What is being asked
Each line of the data that includes the string "green" is to be copied out.
>> Begin Input rows
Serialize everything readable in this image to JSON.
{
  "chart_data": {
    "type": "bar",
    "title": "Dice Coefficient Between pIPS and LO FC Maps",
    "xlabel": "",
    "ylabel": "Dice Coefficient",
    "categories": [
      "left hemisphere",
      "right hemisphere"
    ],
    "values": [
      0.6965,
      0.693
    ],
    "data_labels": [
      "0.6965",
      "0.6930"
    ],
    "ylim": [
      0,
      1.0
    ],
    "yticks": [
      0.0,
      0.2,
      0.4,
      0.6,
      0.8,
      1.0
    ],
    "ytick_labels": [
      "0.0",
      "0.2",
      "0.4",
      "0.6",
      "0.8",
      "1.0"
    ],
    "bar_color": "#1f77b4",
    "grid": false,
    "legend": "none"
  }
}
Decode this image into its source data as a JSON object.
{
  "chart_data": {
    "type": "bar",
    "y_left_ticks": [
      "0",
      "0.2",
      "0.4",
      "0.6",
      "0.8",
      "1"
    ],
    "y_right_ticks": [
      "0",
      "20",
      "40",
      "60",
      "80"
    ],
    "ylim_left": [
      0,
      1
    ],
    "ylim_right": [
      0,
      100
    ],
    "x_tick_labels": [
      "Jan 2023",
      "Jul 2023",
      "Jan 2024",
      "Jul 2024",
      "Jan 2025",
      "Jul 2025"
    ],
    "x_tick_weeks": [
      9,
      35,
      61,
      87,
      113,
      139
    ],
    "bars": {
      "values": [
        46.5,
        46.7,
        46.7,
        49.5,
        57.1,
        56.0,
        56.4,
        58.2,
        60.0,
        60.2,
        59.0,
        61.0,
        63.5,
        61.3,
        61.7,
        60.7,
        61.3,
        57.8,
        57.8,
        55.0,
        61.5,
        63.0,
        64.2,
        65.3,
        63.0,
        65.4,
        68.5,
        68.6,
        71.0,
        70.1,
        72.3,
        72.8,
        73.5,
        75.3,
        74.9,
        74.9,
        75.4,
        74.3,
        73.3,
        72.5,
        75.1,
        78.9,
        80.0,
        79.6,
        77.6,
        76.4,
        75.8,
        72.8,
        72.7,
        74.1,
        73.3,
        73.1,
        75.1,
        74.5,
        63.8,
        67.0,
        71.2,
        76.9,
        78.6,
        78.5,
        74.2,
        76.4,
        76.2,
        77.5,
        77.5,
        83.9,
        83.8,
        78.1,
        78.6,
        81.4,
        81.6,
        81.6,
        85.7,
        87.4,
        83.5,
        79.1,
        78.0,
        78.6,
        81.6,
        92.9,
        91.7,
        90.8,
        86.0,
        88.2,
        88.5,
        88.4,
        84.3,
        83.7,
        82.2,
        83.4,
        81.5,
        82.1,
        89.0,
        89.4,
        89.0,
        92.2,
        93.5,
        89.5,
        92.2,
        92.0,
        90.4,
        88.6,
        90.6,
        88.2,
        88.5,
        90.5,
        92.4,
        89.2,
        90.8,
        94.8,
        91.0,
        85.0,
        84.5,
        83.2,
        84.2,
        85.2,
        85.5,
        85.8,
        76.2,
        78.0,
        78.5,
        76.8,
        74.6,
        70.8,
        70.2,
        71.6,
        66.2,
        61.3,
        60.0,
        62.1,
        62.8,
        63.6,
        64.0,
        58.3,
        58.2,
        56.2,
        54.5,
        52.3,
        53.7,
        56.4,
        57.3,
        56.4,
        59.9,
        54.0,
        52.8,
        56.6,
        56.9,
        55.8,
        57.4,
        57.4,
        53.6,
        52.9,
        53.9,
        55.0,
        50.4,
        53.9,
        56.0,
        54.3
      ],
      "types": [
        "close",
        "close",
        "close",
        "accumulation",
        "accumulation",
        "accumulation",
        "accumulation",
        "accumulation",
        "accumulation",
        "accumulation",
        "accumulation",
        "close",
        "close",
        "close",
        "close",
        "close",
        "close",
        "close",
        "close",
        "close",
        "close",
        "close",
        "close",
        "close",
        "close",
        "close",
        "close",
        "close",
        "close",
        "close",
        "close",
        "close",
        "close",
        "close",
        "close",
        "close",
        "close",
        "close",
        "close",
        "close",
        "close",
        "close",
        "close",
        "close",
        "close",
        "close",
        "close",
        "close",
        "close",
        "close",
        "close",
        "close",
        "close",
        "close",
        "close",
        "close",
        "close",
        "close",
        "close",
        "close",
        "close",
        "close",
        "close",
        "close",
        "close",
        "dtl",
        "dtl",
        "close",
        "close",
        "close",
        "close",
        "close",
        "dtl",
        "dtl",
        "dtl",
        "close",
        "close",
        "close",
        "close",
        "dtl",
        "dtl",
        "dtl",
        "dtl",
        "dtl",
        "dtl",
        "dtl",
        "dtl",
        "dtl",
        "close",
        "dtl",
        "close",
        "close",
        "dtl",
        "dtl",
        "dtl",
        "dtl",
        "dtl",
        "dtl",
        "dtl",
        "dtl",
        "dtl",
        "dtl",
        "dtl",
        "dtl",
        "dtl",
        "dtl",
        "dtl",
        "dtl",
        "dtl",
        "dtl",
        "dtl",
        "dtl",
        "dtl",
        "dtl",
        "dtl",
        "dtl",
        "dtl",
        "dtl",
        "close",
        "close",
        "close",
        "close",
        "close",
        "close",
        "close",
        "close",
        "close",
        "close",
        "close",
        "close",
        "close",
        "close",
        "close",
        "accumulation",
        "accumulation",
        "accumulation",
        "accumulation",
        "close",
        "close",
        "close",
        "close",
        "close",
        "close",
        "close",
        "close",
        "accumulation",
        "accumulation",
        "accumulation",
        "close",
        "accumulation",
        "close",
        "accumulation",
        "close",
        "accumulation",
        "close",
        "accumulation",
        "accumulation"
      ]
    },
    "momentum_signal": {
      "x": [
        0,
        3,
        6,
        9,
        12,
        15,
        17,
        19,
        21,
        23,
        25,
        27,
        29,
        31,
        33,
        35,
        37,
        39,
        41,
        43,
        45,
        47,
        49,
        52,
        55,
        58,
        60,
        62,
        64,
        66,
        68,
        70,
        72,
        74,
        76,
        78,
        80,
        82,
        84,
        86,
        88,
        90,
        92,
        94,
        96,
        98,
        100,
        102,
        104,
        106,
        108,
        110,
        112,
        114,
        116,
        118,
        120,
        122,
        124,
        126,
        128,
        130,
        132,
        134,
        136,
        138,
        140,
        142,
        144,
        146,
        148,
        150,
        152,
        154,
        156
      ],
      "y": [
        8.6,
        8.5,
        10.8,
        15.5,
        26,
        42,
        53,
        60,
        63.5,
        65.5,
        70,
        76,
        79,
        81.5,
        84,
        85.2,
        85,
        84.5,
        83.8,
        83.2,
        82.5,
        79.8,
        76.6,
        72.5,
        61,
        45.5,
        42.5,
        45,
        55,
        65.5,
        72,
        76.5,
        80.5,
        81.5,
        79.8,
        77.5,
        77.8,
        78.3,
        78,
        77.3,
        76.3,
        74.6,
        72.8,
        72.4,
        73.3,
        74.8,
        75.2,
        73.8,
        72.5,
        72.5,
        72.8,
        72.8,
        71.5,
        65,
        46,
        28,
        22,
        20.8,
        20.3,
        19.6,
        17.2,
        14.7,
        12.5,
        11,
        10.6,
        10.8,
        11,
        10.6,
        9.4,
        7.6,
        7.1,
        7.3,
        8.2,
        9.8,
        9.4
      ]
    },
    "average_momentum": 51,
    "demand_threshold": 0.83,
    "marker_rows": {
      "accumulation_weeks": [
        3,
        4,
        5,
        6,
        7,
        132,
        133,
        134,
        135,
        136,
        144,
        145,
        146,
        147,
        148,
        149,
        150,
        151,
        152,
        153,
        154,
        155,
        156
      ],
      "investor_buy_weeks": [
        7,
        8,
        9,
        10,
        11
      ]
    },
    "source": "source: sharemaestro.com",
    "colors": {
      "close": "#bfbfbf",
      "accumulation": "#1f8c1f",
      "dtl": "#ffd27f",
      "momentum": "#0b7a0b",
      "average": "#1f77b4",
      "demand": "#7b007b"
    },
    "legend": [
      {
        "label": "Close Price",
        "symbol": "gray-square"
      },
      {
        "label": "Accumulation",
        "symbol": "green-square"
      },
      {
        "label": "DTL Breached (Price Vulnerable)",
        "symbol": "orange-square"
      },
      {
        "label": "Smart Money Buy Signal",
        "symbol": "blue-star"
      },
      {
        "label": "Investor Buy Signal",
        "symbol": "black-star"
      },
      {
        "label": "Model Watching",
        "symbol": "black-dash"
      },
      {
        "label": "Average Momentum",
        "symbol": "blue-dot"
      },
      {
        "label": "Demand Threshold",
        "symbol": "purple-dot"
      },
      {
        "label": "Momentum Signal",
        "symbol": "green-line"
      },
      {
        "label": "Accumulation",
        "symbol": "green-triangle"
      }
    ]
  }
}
>> End Input rows
Answer for the task
        "symbol": "green-square"
        "symbol": "green-line"
        "symbol": "green-triangle"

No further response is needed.